* _What is asked_
Continue the article about Tokyo's working poor living in capsule hotels, starting right after its final sentence.

* _Excerpted text_

Satoshi Miura crawled into his rented room, dropping his bag in the corner. It didn’t take long to get settled — home tonight is a capsule. The rooms are boxes in this capsule hotel about the size of a coffin.

But no matter, says 45-year-old Miura. He’s only there to sleep before looking for work.

For Miura, it has everything he needs for the night: a bed, a TV, and a radio. On the ground floor, there’s a shared bath and sauna.

Most importantly, it’s cheap. The capsules cost about $30 a night. If he had to stay for a month, it would cost $700 to $1000, a housing bargain in Tokyo, ranked by Mercer as the world’s most expensive city.

The cost is why capsule hotels are finding a new resident: the working poor. Once a symbol of Japan’s prosperity, the capsules were built for the businessman who worked too late to catch the train or stayed out drinking all night. At Miura’s capsule hotel this night, there are no successful businessmen renting capsules. Only men like him, people looking for work.

Miura snapped his mobile phone shut, saying he’d just gotten some good news. His temp agency has set him up with a bookbinding job the next day, which will pay him about $70. That’s enough, Miura says, to buy him another night indoors and fast food dinner. It’s a cycle Miura has been on for some time. He’s been working steadily since he was 18, primarily in construction jobs.

Despite that, he can’t afford the deposit on an apartment, which is usually thousands of dollars upfront. Japan’s recession last year made finding work even tougher. Japan’s corporations laid off thousands of temporary, part-time workers. These workers, who make up a third of Japan’s workforce, have fewer legal protections than full-time employees. When those temporary workers got fired, says Makoto Kawazoe of the Young Worker’s Union, they lost their homes.

“When people lose their jobs in Japan, they fall into poverty immediately,” says Kawazoe. “Rents are extremely expensive. Due to the lack of affordable housing, underpaid laborers can’t rent a room. They end up homeless, even if they’re working.”

* _Listed entries_
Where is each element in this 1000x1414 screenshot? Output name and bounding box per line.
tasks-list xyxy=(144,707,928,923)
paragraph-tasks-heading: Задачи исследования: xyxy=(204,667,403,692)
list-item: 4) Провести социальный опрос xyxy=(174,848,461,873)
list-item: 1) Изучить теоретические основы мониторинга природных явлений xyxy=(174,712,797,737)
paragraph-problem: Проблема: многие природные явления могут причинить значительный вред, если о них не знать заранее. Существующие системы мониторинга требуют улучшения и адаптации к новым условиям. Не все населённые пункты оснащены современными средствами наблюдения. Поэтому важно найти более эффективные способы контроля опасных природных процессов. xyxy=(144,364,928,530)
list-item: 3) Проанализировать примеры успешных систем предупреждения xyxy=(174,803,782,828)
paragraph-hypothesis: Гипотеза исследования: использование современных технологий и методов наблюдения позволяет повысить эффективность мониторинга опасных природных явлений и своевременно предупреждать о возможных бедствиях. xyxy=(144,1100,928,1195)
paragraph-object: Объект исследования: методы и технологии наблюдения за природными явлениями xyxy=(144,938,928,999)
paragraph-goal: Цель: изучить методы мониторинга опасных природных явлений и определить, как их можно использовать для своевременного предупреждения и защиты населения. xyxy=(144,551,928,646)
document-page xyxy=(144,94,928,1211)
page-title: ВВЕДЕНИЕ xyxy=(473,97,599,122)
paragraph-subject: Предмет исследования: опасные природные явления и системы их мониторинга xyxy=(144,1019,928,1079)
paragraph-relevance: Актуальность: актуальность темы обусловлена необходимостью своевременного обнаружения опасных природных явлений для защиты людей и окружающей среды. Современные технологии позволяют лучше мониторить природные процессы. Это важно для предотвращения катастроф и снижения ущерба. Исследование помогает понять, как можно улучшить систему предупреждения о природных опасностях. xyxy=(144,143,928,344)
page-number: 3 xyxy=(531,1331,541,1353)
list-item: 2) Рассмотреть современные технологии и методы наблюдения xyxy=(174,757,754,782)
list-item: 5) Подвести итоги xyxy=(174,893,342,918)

* _Written answer_
Japan’s new prime minister, Yukio Hatoyama, went to visit a government-run shelter in the New Year. The shelter opened for a week, to help laborers who can’t find a place to stay during the holidays.

“I want everyone in Japan to have basic living rights guaranteed by our Constitution,” the prime minister said in his New Year’s address to the nation. “People want a place to live, they wish to work, but there’s nowhere to work. I want to build a government this year that supports workers and protects their lives.”

The emergence of the working poor in the world’s second-largest economy has shocked a public used to the image of a rich and egalitarian nation with lifetime employment for its workers. The latest figures from the government reported a 15.7 percent poverty rate. Compared to other industrialized nations, the Organisation for Economic Co-operation and Development says Japan ranks fourth, behind Mexico, Turkey, and the United States.

“Japan is not a rich country,” says Miura. “There are rich and poor and a great gap between.”

The first capsule hotel to open was the Capsule Inn Osaka, designed by Kisho Kurokawa and located in the Umeda district of Osaka. It opened in 1979.